• OBJECTIVE
The records that follow are to be repeated without alteration.

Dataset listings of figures
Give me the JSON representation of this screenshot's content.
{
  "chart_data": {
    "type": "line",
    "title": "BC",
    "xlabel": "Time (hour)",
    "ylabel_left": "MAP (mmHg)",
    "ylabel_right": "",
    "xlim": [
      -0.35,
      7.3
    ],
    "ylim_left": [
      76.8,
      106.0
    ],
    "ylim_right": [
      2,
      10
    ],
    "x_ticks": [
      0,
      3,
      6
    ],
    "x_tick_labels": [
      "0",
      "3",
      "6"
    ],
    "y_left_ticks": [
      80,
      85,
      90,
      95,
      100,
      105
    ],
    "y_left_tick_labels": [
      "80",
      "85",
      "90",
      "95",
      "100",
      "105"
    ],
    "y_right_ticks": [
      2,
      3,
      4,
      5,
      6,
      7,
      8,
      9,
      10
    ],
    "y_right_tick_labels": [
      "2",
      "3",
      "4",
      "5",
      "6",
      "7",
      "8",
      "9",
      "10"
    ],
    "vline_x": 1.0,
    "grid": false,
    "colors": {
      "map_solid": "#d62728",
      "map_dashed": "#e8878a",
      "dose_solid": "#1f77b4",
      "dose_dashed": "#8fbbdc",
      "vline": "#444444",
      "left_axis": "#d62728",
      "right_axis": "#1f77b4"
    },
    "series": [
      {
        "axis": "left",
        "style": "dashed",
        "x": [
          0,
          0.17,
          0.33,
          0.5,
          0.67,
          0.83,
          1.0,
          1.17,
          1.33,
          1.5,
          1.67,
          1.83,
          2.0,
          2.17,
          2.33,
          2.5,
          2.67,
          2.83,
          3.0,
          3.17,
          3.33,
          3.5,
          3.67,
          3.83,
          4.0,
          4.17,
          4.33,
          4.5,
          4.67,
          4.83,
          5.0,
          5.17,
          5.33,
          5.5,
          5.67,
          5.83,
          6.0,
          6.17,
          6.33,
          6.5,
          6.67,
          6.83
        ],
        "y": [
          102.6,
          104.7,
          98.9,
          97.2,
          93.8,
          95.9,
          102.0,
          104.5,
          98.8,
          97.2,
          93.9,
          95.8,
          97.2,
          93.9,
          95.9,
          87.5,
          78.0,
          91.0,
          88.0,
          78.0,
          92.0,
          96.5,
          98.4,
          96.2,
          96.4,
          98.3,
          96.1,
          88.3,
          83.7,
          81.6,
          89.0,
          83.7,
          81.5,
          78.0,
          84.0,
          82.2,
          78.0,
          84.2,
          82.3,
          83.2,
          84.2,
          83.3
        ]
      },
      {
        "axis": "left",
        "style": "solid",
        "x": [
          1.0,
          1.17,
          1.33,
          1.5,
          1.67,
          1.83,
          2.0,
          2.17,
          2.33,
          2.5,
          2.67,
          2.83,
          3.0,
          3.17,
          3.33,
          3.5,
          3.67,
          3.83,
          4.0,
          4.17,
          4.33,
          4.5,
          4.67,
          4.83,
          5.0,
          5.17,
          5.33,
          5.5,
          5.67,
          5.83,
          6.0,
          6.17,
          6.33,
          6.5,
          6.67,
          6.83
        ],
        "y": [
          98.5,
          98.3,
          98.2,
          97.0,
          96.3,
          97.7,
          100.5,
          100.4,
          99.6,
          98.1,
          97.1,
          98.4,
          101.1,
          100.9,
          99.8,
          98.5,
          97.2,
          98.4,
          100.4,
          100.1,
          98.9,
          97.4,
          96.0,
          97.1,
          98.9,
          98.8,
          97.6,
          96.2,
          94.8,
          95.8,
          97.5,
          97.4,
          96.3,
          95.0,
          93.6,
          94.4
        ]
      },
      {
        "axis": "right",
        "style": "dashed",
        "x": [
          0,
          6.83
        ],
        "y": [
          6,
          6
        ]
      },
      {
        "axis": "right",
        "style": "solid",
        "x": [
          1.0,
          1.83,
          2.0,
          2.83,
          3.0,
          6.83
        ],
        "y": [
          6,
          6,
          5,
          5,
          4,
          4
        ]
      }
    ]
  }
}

• EXERCISE OUTPUT
Give me the JSON representation of this screenshot's content.
{
  "chart_data": {
    "type": "line",
    "title": "BC",
    "xlabel": "Time (hour)",
    "ylabel_left": "MAP (mmHg)",
    "ylabel_right": "",
    "xlim": [
      -0.35,
      7.3
    ],
    "ylim_left": [
      76.8,
      106.0
    ],
    "ylim_right": [
      2,
      10
    ],
    "x_ticks": [
      0,
      3,
      6
    ],
    "x_tick_labels": [
      "0",
      "3",
      "6"
    ],
    "y_left_ticks": [
      80,
      85,
      90,
      95,
      100,
      105
    ],
    "y_left_tick_labels": [
      "80",
      "85",
      "90",
      "95",
      "100",
      "105"
    ],
    "y_right_ticks": [
      2,
      3,
      4,
      5,
      6,
      7,
      8,
      9,
      10
    ],
    "y_right_tick_labels": [
      "2",
      "3",
      "4",
      "5",
      "6",
      "7",
      "8",
      "9",
      "10"
    ],
    "vline_x": 1.0,
    "grid": false,
    "colors": {
      "map_solid": "#d62728",
      "map_dashed": "#e8878a",
      "dose_solid": "#1f77b4",
      "dose_dashed": "#8fbbdc",
      "vline": "#444444",
      "left_axis": "#d62728",
      "right_axis": "#1f77b4"
    },
    "series": [
      {
        "axis": "left",
        "style": "dashed",
        "x": [
          0,
          0.17,
          0.33,
          0.5,
          0.67,
          0.83,
          1.0,
          1.17,
          1.33,
          1.5,
          1.67,
          1.83,
          2.0,
          2.17,
          2.33,
          2.5,
          2.67,
          2.83,
          3.0,
          3.17,
          3.33,
          3.5,
          3.67,
          3.83,
          4.0,
          4.17,
          4.33,
          4.5,
          4.67,
          4.83,
          5.0,
          5.17,
          5.33,
          5.5,
          5.67,
          5.83,
          6.0,
          6.17,
          6.33,
          6.5,
          6.67,
          6.83
        ],
        "y": [
          102.6,
          104.7,
          98.9,
          97.2,
          93.8,
          95.9,
          102.0,
          104.5,
          98.8,
          97.2,
          93.9,
          95.8,
          97.2,
          93.9,
          95.9,
          87.5,
          78.0,
          91.0,
          88.0,
          78.0,
          92.0,
          96.5,
          98.4,
          96.2,
          96.4,
          98.3,
          96.1,
          88.3,
          83.7,
          81.6,
          89.0,
          83.7,
          81.5,
          78.0,
          84.0,
          82.2,
          78.0,
          84.2,
          82.3,
          83.2,
          84.2,
          83.3
        ]
      },
      {
        "axis": "left",
        "style": "solid",
        "x": [
          1.0,
          1.17,
          1.33,
          1.5,
          1.67,
          1.83,
          2.0,
          2.17,
          2.33,
          2.5,
          2.67,
          2.83,
          3.0,
          3.17,
          3.33,
          3.5,
          3.67,
          3.83,
          4.0,
          4.17,
          4.33,
          4.5,
          4.67,
          4.83,
          5.0,
          5.17,
          5.33,
          5.5,
          5.67,
          5.83,
          6.0,
          6.17,
          6.33,
          6.5,
          6.67,
          6.83
        ],
        "y": [
          98.5,
          98.3,
          98.2,
          97.0,
          96.3,
          97.7,
          100.5,
          100.4,
          99.6,
          98.1,
          97.1,
          98.4,
          101.1,
          100.9,
          99.8,
          98.5,
          97.2,
          98.4,
          100.4,
          100.1,
          98.9,
          97.4,
          96.0,
          97.1,
          98.9,
          98.8,
          97.6,
          96.2,
          94.8,
          95.8,
          97.5,
          97.4,
          96.3,
          95.0,
          93.6,
          94.4
        ]
      },
      {
        "axis": "right",
        "style": "dashed",
        "x": [
          0,
          6.83
        ],
        "y": [
          6,
          6
        ]
      },
      {
        "axis": "right",
        "style": "solid",
        "x": [
          1.0,
          1.83,
          2.0,
          2.83,
          3.0,
          6.83
        ],
        "y": [
          6,
          6,
          5,
          5,
          4,
          4
        ]
      }
    ]
  }
}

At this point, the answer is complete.